=== Work to do ===
Extract each record and reproduce it exactly.

=== Provided entries ===
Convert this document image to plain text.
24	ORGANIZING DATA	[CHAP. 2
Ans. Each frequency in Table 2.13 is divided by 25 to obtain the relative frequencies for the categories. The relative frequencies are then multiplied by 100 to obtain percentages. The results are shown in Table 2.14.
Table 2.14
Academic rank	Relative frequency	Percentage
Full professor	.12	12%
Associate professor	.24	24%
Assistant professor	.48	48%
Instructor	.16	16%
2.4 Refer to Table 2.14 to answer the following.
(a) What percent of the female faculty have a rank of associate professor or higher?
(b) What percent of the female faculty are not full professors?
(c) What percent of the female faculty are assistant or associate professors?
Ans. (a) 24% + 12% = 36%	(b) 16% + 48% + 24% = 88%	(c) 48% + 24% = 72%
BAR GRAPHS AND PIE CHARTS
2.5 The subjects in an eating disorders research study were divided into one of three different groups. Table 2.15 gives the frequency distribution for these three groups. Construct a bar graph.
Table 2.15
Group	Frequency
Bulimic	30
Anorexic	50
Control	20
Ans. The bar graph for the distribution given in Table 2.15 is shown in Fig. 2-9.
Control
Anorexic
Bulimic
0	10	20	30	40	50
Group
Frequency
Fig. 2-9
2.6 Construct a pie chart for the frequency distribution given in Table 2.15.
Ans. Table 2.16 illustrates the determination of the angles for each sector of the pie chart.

=== Result of the task ===
Convert this document image to plain text.
24	ORGANIZING DATA	[CHAP. 2
Ans. Each frequency in Table 2.13 is divided by 25 to obtain the relative frequencies for the categories. The relative frequencies are then multiplied by 100 to obtain percentages. The results are shown in Table 2.14.
Table 2.14
Academic rank	Relative frequency	Percentage
Full professor	.12	12%
Associate professor	.24	24%
Assistant professor	.48	48%
Instructor	.16	16%
2.4 Refer to Table 2.14 to answer the following.
(a) What percent of the female faculty have a rank of associate professor or higher?
(b) What percent of the female faculty are not full professors?
(c) What percent of the female faculty are assistant or associate professors?
Ans. (a) 24% + 12% = 36%	(b) 16% + 48% + 24% = 88%	(c) 48% + 24% = 72%
BAR GRAPHS AND PIE CHARTS
2.5 The subjects in an eating disorders research study were divided into one of three different groups. Table 2.15 gives the frequency distribution for these three groups. Construct a bar graph.
Table 2.15
Group	Frequency
Bulimic	30
Anorexic	50
Control	20
Ans. The bar graph for the distribution given in Table 2.15 is shown in Fig. 2-9.
Control
Anorexic
Bulimic
0	10	20	30	40	50
Group
Frequency
Fig. 2-9
2.6 Construct a pie chart for the frequency distribution given in Table 2.15.
Ans. Table 2.16 illustrates the determination of the angles for each sector of the pie chart.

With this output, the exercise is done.